__PROMPT__: Scan the data for "рабочему" and copy the lines it appears in.

▬▬▬▬▬▬▬▬▬▬

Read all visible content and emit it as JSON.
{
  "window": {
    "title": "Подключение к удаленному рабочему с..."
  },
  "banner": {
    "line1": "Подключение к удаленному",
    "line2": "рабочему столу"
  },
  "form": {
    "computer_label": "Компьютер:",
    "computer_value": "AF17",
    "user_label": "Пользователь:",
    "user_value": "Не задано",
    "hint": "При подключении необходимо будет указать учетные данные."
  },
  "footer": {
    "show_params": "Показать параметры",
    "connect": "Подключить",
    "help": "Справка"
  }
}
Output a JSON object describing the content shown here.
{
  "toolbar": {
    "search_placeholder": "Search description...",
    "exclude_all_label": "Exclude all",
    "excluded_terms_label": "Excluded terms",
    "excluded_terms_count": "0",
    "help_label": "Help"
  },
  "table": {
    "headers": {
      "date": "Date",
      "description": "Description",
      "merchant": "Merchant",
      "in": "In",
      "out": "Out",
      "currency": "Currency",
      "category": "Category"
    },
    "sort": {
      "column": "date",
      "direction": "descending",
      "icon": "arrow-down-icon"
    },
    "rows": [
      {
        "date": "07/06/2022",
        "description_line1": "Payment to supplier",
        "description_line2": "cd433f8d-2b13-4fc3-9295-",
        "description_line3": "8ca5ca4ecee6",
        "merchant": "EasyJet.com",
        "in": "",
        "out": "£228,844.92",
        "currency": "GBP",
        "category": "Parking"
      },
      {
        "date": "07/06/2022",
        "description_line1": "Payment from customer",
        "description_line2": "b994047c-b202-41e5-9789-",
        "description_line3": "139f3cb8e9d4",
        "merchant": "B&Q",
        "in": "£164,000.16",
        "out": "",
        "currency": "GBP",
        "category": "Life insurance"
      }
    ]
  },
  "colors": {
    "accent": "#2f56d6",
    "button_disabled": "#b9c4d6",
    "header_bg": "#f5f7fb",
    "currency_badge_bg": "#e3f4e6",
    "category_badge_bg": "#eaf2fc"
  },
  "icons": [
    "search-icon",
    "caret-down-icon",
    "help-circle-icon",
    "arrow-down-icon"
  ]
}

▬▬▬▬▬▬▬▬▬▬

__OUTPUT__:
    "title": "Подключение к удаленному рабочему с..."
    "line2": "рабочему столу"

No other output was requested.